→ **Recorded data**
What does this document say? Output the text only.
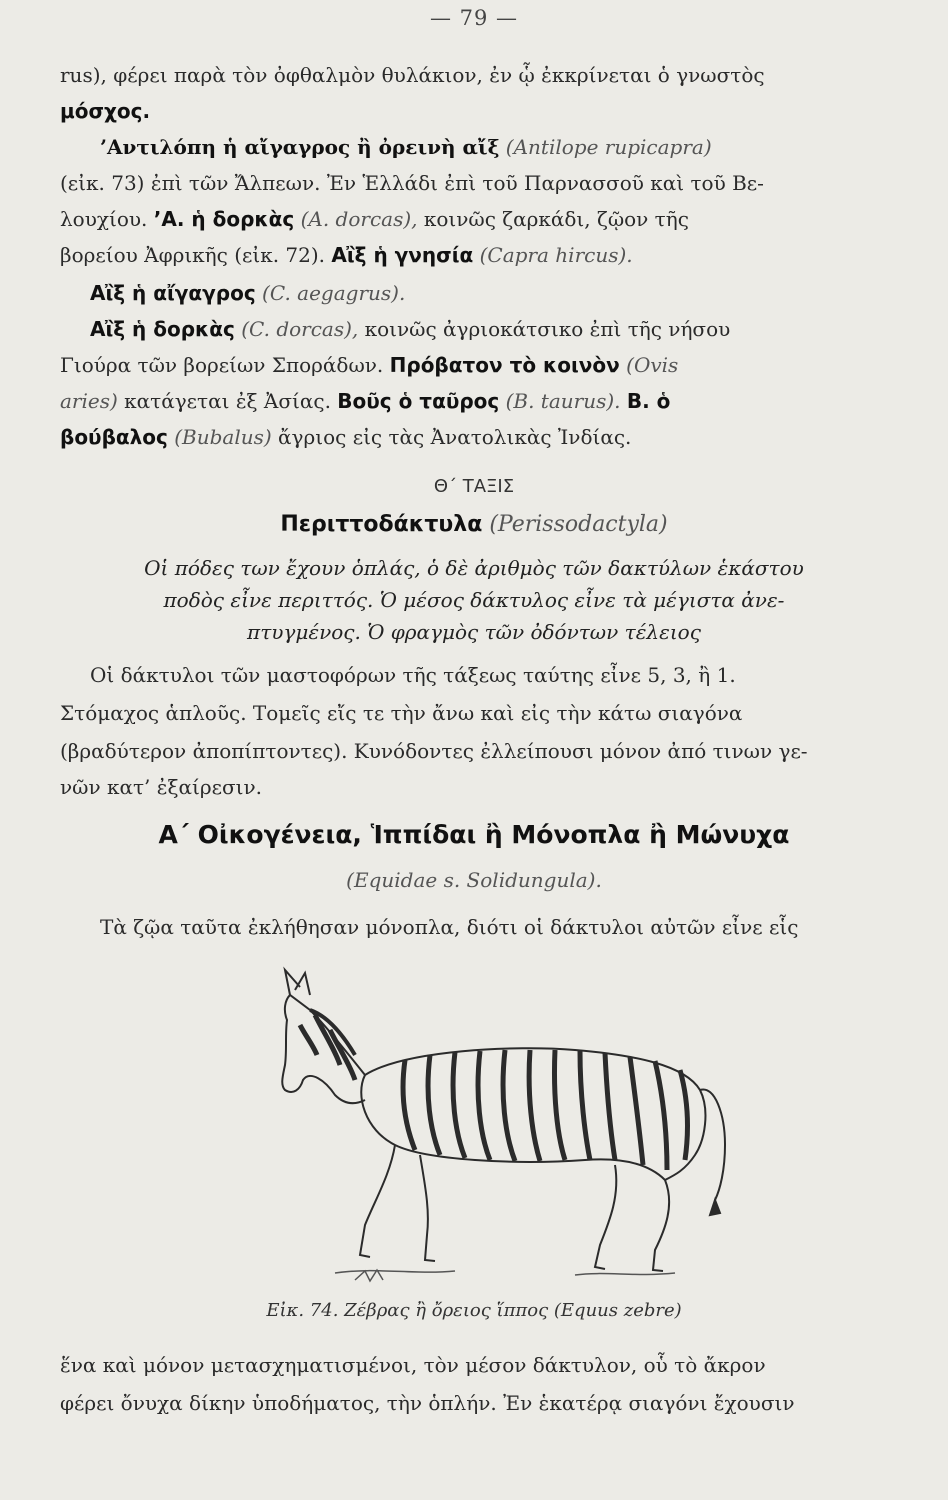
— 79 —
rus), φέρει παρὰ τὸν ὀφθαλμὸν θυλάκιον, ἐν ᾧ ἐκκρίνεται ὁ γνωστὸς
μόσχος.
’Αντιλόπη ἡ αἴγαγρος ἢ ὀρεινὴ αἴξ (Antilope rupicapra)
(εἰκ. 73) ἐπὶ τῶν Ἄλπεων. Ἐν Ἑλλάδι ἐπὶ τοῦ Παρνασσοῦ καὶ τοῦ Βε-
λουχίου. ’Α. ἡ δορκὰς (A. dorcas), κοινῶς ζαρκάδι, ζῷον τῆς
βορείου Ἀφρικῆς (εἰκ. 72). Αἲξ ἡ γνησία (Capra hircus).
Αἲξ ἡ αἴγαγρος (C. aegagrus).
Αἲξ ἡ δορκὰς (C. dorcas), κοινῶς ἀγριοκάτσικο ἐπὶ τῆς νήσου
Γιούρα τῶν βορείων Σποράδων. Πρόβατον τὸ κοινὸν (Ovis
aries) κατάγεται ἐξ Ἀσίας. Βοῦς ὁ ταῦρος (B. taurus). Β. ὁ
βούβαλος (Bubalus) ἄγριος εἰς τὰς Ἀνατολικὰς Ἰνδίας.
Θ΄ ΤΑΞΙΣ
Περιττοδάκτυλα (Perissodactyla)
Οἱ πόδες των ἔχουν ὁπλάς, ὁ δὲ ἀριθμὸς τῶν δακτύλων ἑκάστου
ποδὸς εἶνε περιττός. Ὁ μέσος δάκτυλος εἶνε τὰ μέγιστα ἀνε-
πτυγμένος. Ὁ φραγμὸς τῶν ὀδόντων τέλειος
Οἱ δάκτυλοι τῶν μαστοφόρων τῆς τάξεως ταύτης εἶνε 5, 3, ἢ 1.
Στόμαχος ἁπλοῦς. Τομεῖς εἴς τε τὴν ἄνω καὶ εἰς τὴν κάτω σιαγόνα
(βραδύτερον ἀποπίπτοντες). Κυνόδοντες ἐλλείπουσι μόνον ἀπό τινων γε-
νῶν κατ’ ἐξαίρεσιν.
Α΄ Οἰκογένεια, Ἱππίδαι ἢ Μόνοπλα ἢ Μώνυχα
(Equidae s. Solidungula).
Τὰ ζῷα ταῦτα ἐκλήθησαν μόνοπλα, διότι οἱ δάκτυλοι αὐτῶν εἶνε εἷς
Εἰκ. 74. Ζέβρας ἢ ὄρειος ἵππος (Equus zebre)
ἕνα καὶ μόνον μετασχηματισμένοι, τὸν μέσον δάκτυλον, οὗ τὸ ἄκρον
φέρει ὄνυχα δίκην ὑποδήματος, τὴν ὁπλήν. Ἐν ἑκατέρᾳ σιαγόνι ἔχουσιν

→ **What you have to do**
Transcribe each line above verbatim, with the pictures left out.

→ **Correct response**
What does this document say? Output the text only.
— 79 —
rus), φέρει παρὰ τὸν ὀφθαλμὸν θυλάκιον, ἐν ᾧ ἐκκρίνεται ὁ γνωστὸς
μόσχος.
’Αντιλόπη ἡ αἴγαγρος ἢ ὀρεινὴ αἴξ (Antilope rupicapra)
(εἰκ. 73) ἐπὶ τῶν Ἄλπεων. Ἐν Ἑλλάδι ἐπὶ τοῦ Παρνασσοῦ καὶ τοῦ Βε-
λουχίου. ’Α. ἡ δορκὰς (A. dorcas), κοινῶς ζαρκάδι, ζῷον τῆς
βορείου Ἀφρικῆς (εἰκ. 72). Αἲξ ἡ γνησία (Capra hircus).
Αἲξ ἡ αἴγαγρος (C. aegagrus).
Αἲξ ἡ δορκὰς (C. dorcas), κοινῶς ἀγριοκάτσικο ἐπὶ τῆς νήσου
Γιούρα τῶν βορείων Σποράδων. Πρόβατον τὸ κοινὸν (Ovis
aries) κατάγεται ἐξ Ἀσίας. Βοῦς ὁ ταῦρος (B. taurus). Β. ὁ
βούβαλος (Bubalus) ἄγριος εἰς τὰς Ἀνατολικὰς Ἰνδίας.
Θ΄ ΤΑΞΙΣ
Περιττοδάκτυλα (Perissodactyla)
Οἱ πόδες των ἔχουν ὁπλάς, ὁ δὲ ἀριθμὸς τῶν δακτύλων ἑκάστου
ποδὸς εἶνε περιττός. Ὁ μέσος δάκτυλος εἶνε τὰ μέγιστα ἀνε-
πτυγμένος. Ὁ φραγμὸς τῶν ὀδόντων τέλειος
Οἱ δάκτυλοι τῶν μαστοφόρων τῆς τάξεως ταύτης εἶνε 5, 3, ἢ 1.
Στόμαχος ἁπλοῦς. Τομεῖς εἴς τε τὴν ἄνω καὶ εἰς τὴν κάτω σιαγόνα
(βραδύτερον ἀποπίπτοντες). Κυνόδοντες ἐλλείπουσι μόνον ἀπό τινων γε-
νῶν κατ’ ἐξαίρεσιν.
Α΄ Οἰκογένεια, Ἱππίδαι ἢ Μόνοπλα ἢ Μώνυχα
(Equidae s. Solidungula).
Τὰ ζῷα ταῦτα ἐκλήθησαν μόνοπλα, διότι οἱ δάκτυλοι αὐτῶν εἶνε εἷς
Εἰκ. 74. Ζέβρας ἢ ὄρειος ἵππος (Equus zebre)
ἕνα καὶ μόνον μετασχηματισμένοι, τὸν μέσον δάκτυλον, οὗ τὸ ἄκρον
φέρει ὄνυχα δίκην ὑποδήματος, τὴν ὁπλήν. Ἐν ἑκατέρᾳ σιαγόνι ἔχουσιν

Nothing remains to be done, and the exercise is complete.